*WRITTEN REQUEST*
Quote every line below exactly and skip any picture.

-- START --

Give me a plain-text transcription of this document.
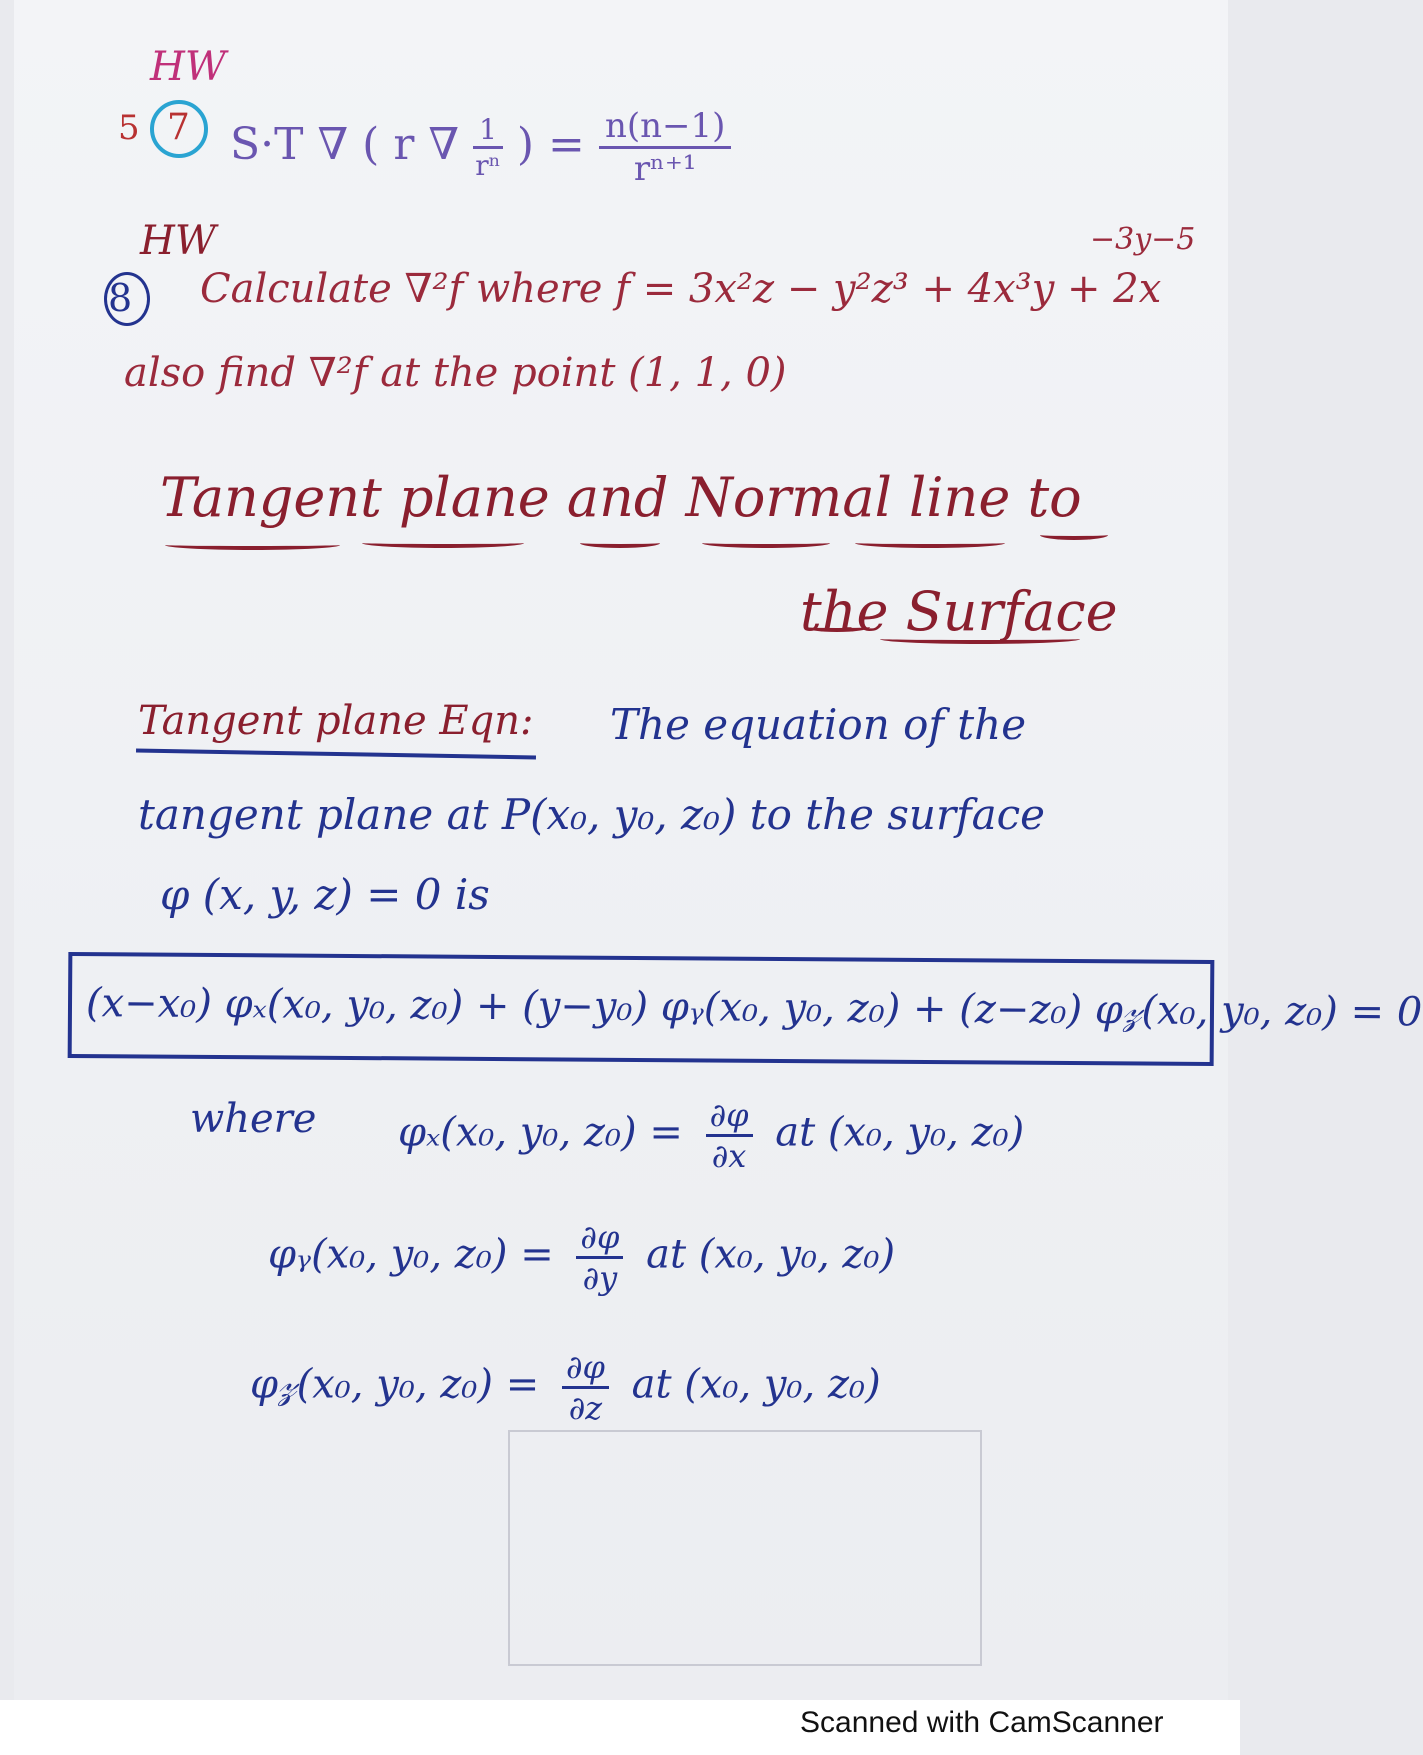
HW
HW
5 7 S·T ∇ ( r ∇ $\frac{1}{\text{rⁿ}}$ ) = $\frac{n(n-1)}{\text{rⁿ⁺¹}}$
8 Calculate ∇²f where f = 3x²z − y²z³ + 4x³y + 2x
−3y−5
also find ∇²f at the point (1, 1, 0)
Tangent plane and Normal line to
the Surface
Tangent plane Eqn: The equation of the
tangent plane at P(x₀, y₀, z₀) to the surface
φ (x, y, z) = 0 is
(x−x₀) φₓ(x₀, y₀, z₀) + (y−y₀) φᵧ(x₀, y₀, z₀) + (z−z₀) φ𝓏(x₀, y₀, z₀) = 0
where φₓ(x₀, y₀, $z_0) = \frac{\partial\varphi}{\partial x}$ at (x₀, y₀, z₀)
φᵧ(x₀, y₀, $z_0) = \frac{\partial\varphi}{\partial y}$ at (x₀, y₀, z₀)
φ𝓏(x₀, y₀, $z_0) = \frac{\partial\varphi}{\partial z}$ at (x₀, y₀, z₀)
Scanned with CamScanner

-- END --

*EXPECTED ANSWER*
Give me a plain-text transcription of this document.
HW
HW
5 7 S·T ∇ ( r ∇ $\frac{1}{\text{rⁿ}}$ ) = $\frac{n(n-1)}{\text{rⁿ⁺¹}}$
8 Calculate ∇²f where f = 3x²z − y²z³ + 4x³y + 2x
−3y−5
also find ∇²f at the point (1, 1, 0)
Tangent plane and Normal line to
the Surface
Tangent plane Eqn: The equation of the
tangent plane at P(x₀, y₀, z₀) to the surface
φ (x, y, z) = 0 is
(x−x₀) φₓ(x₀, y₀, z₀) + (y−y₀) φᵧ(x₀, y₀, z₀) + (z−z₀) φ𝓏(x₀, y₀, z₀) = 0
where φₓ(x₀, y₀, $z_0) = \frac{\partial\varphi}{\partial x}$ at (x₀, y₀, z₀)
φᵧ(x₀, y₀, $z_0) = \frac{\partial\varphi}{\partial y}$ at (x₀, y₀, z₀)
φ𝓏(x₀, y₀, $z_0) = \frac{\partial\varphi}{\partial z}$ at (x₀, y₀, z₀)
Scanned with CamScanner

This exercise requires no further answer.